Dataset items
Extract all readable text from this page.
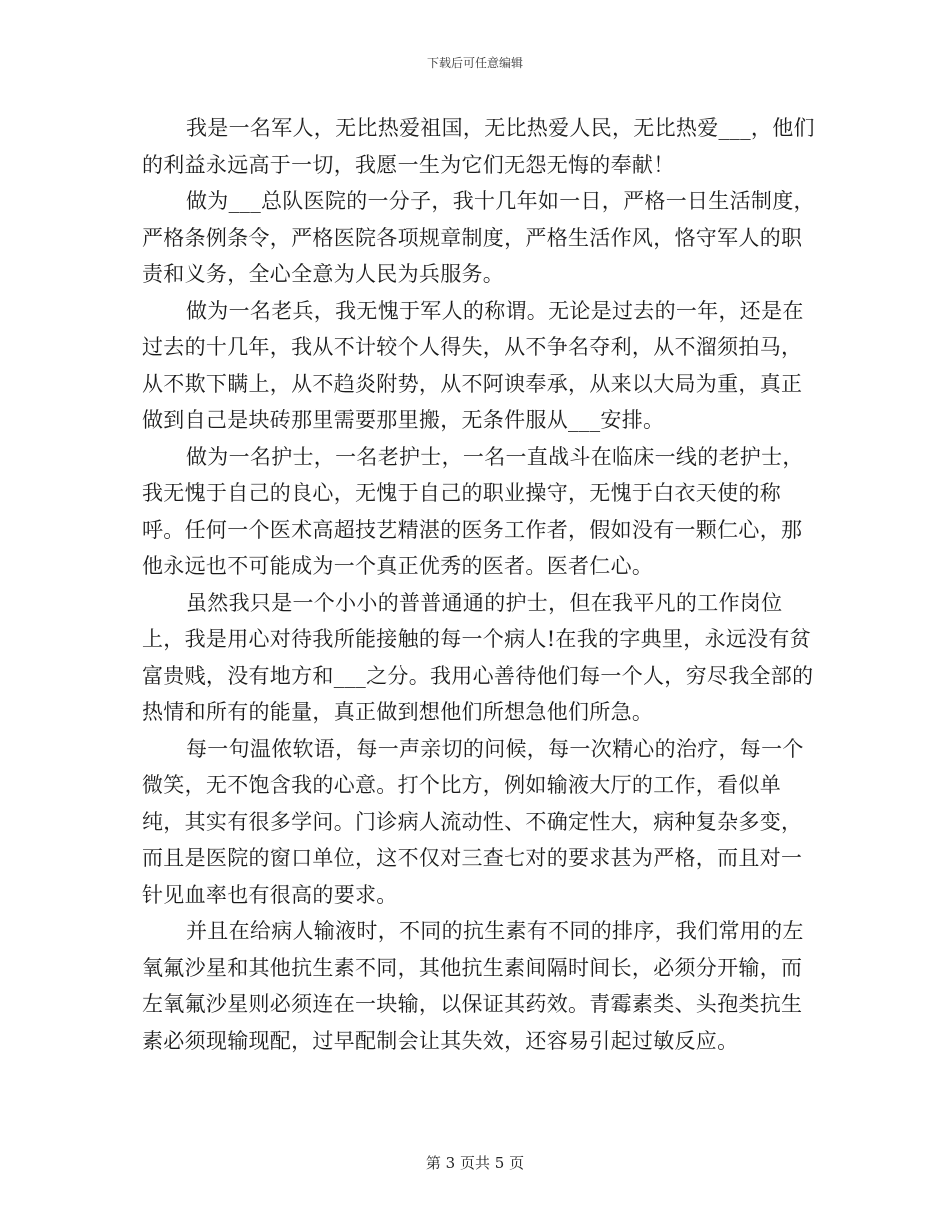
下载后可任意编辑

我是一名军人，无比热爱祖国，无比热爱人民，无比热爱___，他们的利益永远高于一切，我愿一生为它们无怨无悔的奉献！

做为___总队医院的一分子，我十几年如一日，严格一日生活制度，严格条例条令，严格医院各项规章制度，严格生活作风，恪守军人的职责和义务，全心全意为人民为兵服务。

做为一名老兵，我无愧于军人的称谓。无论是过去的一年，还是在过去的十几年，我从不计较个人得失，从不争名夺利，从不溜须拍马，从不欺下瞒上，从不趋炎附势，从不阿谀奉承，从来以大局为重，真正做到自己是块砖那里需要那里搬，无条件服从___安排。

做为一名护士，一名老护士，一名一直战斗在临床一线的老护士，我无愧于自己的良心，无愧于自己的职业操守，无愧于白衣天使的称呼。任何一个医术高超技艺精湛的医务工作者，假如没有一颗仁心，那他永远也不可能成为一个真正优秀的医者。医者仁心。

虽然我只是一个小小的普普通通的护士，但在我平凡的工作岗位上，我是用心对待我所能接触的每一个病人!在我的字典里，永远没有贫富贵贱，没有地方和___之分。我用心善待他们每一个人，穷尽我全部的热情和所有的能量，真正做到想他们所想急他们所急。

每一句温侬软语，每一声亲切的问候，每一次精心的治疗，每一个微笑，无不饱含我的心意。打个比方，例如输液大厅的工作，看似单纯，其实有很多学问。门诊病人流动性、不确定性大，病种复杂多变，而且是医院的窗口单位，这不仅对三查七对的要求甚为严格，而且对一针见血率也有很高的要求。

并且在给病人输液时，不同的抗生素有不同的排序，我们常用的左氧氟沙星和其他抗生素不同，其他抗生素间隔时间长，必须分开输，而左氧氟沙星则必须连在一块输，以保证其药效。青霉素类、头孢类抗生素必须现输现配，过早配制会让其失效，还容易引起过敏反应。

第 3 页共 5 页
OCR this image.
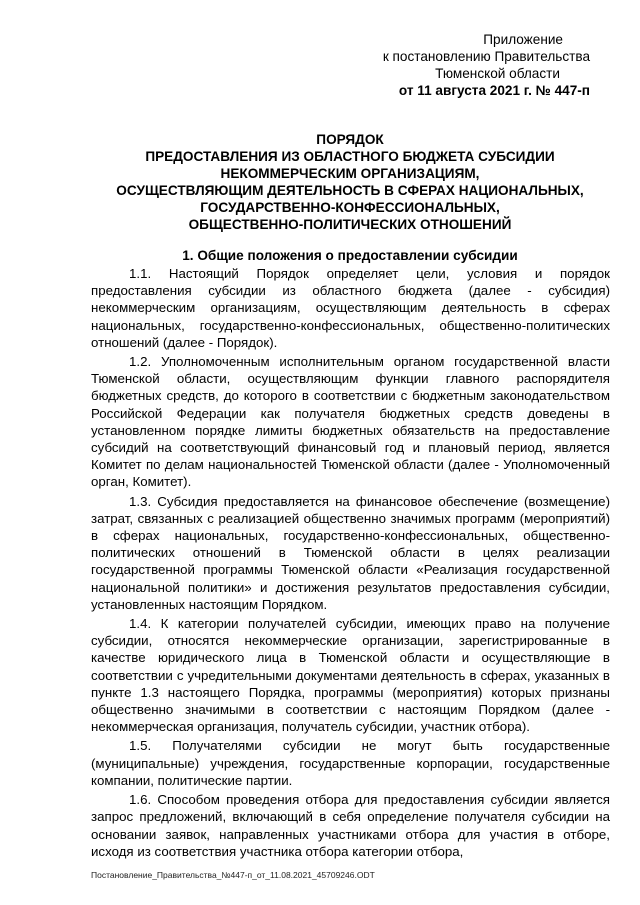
Приложение
к постановлению Правительства
Тюменской области
от 11 августа 2021 г. № 447-п
ПОРЯДОК
ПРЕДОСТАВЛЕНИЯ ИЗ ОБЛАСТНОГО БЮДЖЕТА СУБСИДИИ
НЕКОММЕРЧЕСКИМ ОРГАНИЗАЦИЯМ,
ОСУЩЕСТВЛЯЮЩИМ ДЕЯТЕЛЬНОСТЬ В СФЕРАХ НАЦИОНАЛЬНЫХ,
ГОСУДАРСТВЕННО-КОНФЕССИОНАЛЬНЫХ,
ОБЩЕСТВЕННО-ПОЛИТИЧЕСКИХ ОТНОШЕНИЙ
1. Общие положения о предоставлении субсидии

1.1. Настоящий Порядок определяет цели, условия и порядок предоставления субсидии из областного бюджета (далее - субсидия) некоммерческим организациям, осуществляющим деятельность в сферах национальных, государственно-конфессиональных, общественно-политических отношений (далее - Порядок).

1.2. Уполномоченным исполнительным органом государственной власти Тюменской области, осуществляющим функции главного распорядителя бюджетных средств, до которого в соответствии с бюджетным законодательством Российской Федерации как получателя бюджетных средств доведены в установленном порядке лимиты бюджетных обязательств на предоставление субсидий на соответствующий финансовый год и плановый период, является Комитет по делам национальностей Тюменской области (далее - Уполномоченный орган, Комитет).

1.3. Субсидия предоставляется на финансовое обеспечение (возмещение) затрат, связанных с реализацией общественно значимых программ (мероприятий) в сферах национальных, государственно-конфессиональных, общественно-политических отношений в Тюменской области в целях реализации государственной программы Тюменской области «Реализация государственной национальной политики» и достижения результатов предоставления субсидии, установленных настоящим Порядком.

1.4. К категории получателей субсидии, имеющих право на получение субсидии, относятся некоммерческие организации, зарегистрированные в качестве юридического лица в Тюменской области и осуществляющие в соответствии с учредительными документами деятельность в сферах, указанных в пункте 1.3 настоящего Порядка, программы (мероприятия) которых признаны общественно значимыми в соответствии с настоящим Порядком (далее - некоммерческая организация, получатель субсидии, участник отбора).

1.5. Получателями субсидии не могут быть государственные (муниципальные) учреждения, государственные корпорации, государственные компании, политические партии.

1.6. Способом проведения отбора для предоставления субсидии является запрос предложений, включающий в себя определение получателя субсидии на основании заявок, направленных участниками отбора для участия в отборе, исходя из соответствия участника отбора категории отбора,

Постановление_Правительства_№447-п_от_11.08.2021_45709246.ODT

(WORK TO BE COMPLETED):
Give back the whole listing as it stands, minus its pictures.

(COMPLETED TASK):
Extract all readable text from this page.
下载后可任意编辑

我是一名军人，无比热爱祖国，无比热爱人民，无比热爱___，他们的利益永远高于一切，我愿一生为它们无怨无悔的奉献！

做为___总队医院的一分子，我十几年如一日，严格一日生活制度，严格条例条令，严格医院各项规章制度，严格生活作风，恪守军人的职责和义务，全心全意为人民为兵服务。

做为一名老兵，我无愧于军人的称谓。无论是过去的一年，还是在过去的十几年，我从不计较个人得失，从不争名夺利，从不溜须拍马，从不欺下瞒上，从不趋炎附势，从不阿谀奉承，从来以大局为重，真正做到自己是块砖那里需要那里搬，无条件服从___安排。

做为一名护士，一名老护士，一名一直战斗在临床一线的老护士，我无愧于自己的良心，无愧于自己的职业操守，无愧于白衣天使的称呼。任何一个医术高超技艺精湛的医务工作者，假如没有一颗仁心，那他永远也不可能成为一个真正优秀的医者。医者仁心。

虽然我只是一个小小的普普通通的护士，但在我平凡的工作岗位上，我是用心对待我所能接触的每一个病人!在我的字典里，永远没有贫富贵贱，没有地方和___之分。我用心善待他们每一个人，穷尽我全部的热情和所有的能量，真正做到想他们所想急他们所急。

每一句温侬软语，每一声亲切的问候，每一次精心的治疗，每一个微笑，无不饱含我的心意。打个比方，例如输液大厅的工作，看似单纯，其实有很多学问。门诊病人流动性、不确定性大，病种复杂多变，而且是医院的窗口单位，这不仅对三查七对的要求甚为严格，而且对一针见血率也有很高的要求。

并且在给病人输液时，不同的抗生素有不同的排序，我们常用的左氧氟沙星和其他抗生素不同，其他抗生素间隔时间长，必须分开输，而左氧氟沙星则必须连在一块输，以保证其药效。青霉素类、头孢类抗生素必须现输现配，过早配制会让其失效，还容易引起过敏反应。

第 3 页共 5 页
OCR this image.
Приложение
к постановлению Правительства
Тюменской области
от 11 августа 2021 г. № 447-п
ПОРЯДОК
ПРЕДОСТАВЛЕНИЯ ИЗ ОБЛАСТНОГО БЮДЖЕТА СУБСИДИИ
НЕКОММЕРЧЕСКИМ ОРГАНИЗАЦИЯМ,
ОСУЩЕСТВЛЯЮЩИМ ДЕЯТЕЛЬНОСТЬ В СФЕРАХ НАЦИОНАЛЬНЫХ,
ГОСУДАРСТВЕННО-КОНФЕССИОНАЛЬНЫХ,
ОБЩЕСТВЕННО-ПОЛИТИЧЕСКИХ ОТНОШЕНИЙ
1. Общие положения о предоставлении субсидии

1.1. Настоящий Порядок определяет цели, условия и порядок предоставления субсидии из областного бюджета (далее - субсидия) некоммерческим организациям, осуществляющим деятельность в сферах национальных, государственно-конфессиональных, общественно-политических отношений (далее - Порядок).

1.2. Уполномоченным исполнительным органом государственной власти Тюменской области, осуществляющим функции главного распорядителя бюджетных средств, до которого в соответствии с бюджетным законодательством Российской Федерации как получателя бюджетных средств доведены в установленном порядке лимиты бюджетных обязательств на предоставление субсидий на соответствующий финансовый год и плановый период, является Комитет по делам национальностей Тюменской области (далее - Уполномоченный орган, Комитет).

1.3. Субсидия предоставляется на финансовое обеспечение (возмещение) затрат, связанных с реализацией общественно значимых программ (мероприятий) в сферах национальных, государственно-конфессиональных, общественно-политических отношений в Тюменской области в целях реализации государственной программы Тюменской области «Реализация государственной национальной политики» и достижения результатов предоставления субсидии, установленных настоящим Порядком.

1.4. К категории получателей субсидии, имеющих право на получение субсидии, относятся некоммерческие организации, зарегистрированные в качестве юридического лица в Тюменской области и осуществляющие в соответствии с учредительными документами деятельность в сферах, указанных в пункте 1.3 настоящего Порядка, программы (мероприятия) которых признаны общественно значимыми в соответствии с настоящим Порядком (далее - некоммерческая организация, получатель субсидии, участник отбора).

1.5. Получателями субсидии не могут быть государственные (муниципальные) учреждения, государственные корпорации, государственные компании, политические партии.

1.6. Способом проведения отбора для предоставления субсидии является запрос предложений, включающий в себя определение получателя субсидии на основании заявок, направленных участниками отбора для участия в отборе, исходя из соответствия участника отбора категории отбора,

Постановление_Правительства_№447-п_от_11.08.2021_45709246.ODT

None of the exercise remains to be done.